[Stored dataset items]

'''

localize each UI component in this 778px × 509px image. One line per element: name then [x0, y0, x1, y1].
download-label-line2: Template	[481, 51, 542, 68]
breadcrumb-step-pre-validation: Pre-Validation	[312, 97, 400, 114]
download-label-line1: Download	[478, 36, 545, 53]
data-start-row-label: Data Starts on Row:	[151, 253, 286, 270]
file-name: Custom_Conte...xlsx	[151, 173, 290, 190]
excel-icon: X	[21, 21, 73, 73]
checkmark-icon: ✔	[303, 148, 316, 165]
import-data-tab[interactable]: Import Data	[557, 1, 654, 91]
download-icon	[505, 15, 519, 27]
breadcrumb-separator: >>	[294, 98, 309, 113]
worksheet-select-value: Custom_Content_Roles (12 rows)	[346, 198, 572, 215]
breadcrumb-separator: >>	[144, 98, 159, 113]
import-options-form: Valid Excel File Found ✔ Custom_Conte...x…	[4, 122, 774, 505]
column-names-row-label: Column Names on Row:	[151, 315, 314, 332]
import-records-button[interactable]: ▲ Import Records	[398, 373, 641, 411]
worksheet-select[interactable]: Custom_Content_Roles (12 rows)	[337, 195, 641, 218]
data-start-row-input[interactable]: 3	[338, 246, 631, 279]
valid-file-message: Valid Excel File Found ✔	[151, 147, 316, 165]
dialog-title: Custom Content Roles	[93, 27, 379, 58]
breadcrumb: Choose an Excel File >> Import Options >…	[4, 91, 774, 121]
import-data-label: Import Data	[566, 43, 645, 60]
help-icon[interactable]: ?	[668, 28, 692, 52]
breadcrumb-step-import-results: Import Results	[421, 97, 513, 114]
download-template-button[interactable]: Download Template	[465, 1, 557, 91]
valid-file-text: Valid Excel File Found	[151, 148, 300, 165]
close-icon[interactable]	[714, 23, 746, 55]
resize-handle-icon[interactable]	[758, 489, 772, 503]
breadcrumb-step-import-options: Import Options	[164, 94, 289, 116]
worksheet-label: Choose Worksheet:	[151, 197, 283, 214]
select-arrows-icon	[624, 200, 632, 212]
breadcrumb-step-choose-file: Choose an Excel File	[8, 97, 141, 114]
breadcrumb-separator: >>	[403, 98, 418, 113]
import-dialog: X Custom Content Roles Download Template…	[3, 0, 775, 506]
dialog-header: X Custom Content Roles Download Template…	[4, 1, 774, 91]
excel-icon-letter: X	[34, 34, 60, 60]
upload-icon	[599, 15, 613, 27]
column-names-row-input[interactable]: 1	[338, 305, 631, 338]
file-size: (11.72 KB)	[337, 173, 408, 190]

'''

▶ _Given exercise_:
Retype every line of these entries word for word.

▶ _Problem solution_:
localize each UI component in this 778px × 509px image. One line per element: name then [x0, y0, x1, y1].
download-label-line2: Template	[481, 51, 542, 68]
breadcrumb-step-pre-validation: Pre-Validation	[312, 97, 400, 114]
download-label-line1: Download	[478, 36, 545, 53]
data-start-row-label: Data Starts on Row:	[151, 253, 286, 270]
file-name: Custom_Conte...xlsx	[151, 173, 290, 190]
excel-icon: X	[21, 21, 73, 73]
checkmark-icon: ✔	[303, 148, 316, 165]
import-data-tab[interactable]: Import Data	[557, 1, 654, 91]
download-icon	[505, 15, 519, 27]
breadcrumb-separator: >>	[294, 98, 309, 113]
worksheet-select-value: Custom_Content_Roles (12 rows)	[346, 198, 572, 215]
breadcrumb-separator: >>	[144, 98, 159, 113]
import-options-form: Valid Excel File Found ✔ Custom_Conte...x…	[4, 122, 774, 505]
column-names-row-label: Column Names on Row:	[151, 315, 314, 332]
import-records-button[interactable]: ▲ Import Records	[398, 373, 641, 411]
worksheet-select[interactable]: Custom_Content_Roles (12 rows)	[337, 195, 641, 218]
data-start-row-input[interactable]: 3	[338, 246, 631, 279]
valid-file-message: Valid Excel File Found ✔	[151, 147, 316, 165]
dialog-title: Custom Content Roles	[93, 27, 379, 58]
breadcrumb: Choose an Excel File >> Import Options >…	[4, 91, 774, 121]
import-data-label: Import Data	[566, 43, 645, 60]
help-icon[interactable]: ?	[668, 28, 692, 52]
breadcrumb-step-import-results: Import Results	[421, 97, 513, 114]
download-template-button[interactable]: Download Template	[465, 1, 557, 91]
valid-file-text: Valid Excel File Found	[151, 148, 300, 165]
close-icon[interactable]	[714, 23, 746, 55]
resize-handle-icon[interactable]	[758, 489, 772, 503]
breadcrumb-step-import-options: Import Options	[164, 94, 289, 116]
worksheet-label: Choose Worksheet:	[151, 197, 283, 214]
select-arrows-icon	[624, 200, 632, 212]
breadcrumb-step-choose-file: Choose an Excel File	[8, 97, 141, 114]
breadcrumb-separator: >>	[403, 98, 418, 113]
import-dialog: X Custom Content Roles Download Template…	[3, 0, 775, 506]
dialog-header: X Custom Content Roles Download Template…	[4, 1, 774, 91]
excel-icon-letter: X	[34, 34, 60, 60]
upload-icon	[599, 15, 613, 27]
column-names-row-input[interactable]: 1	[338, 305, 631, 338]
file-size: (11.72 KB)	[337, 173, 408, 190]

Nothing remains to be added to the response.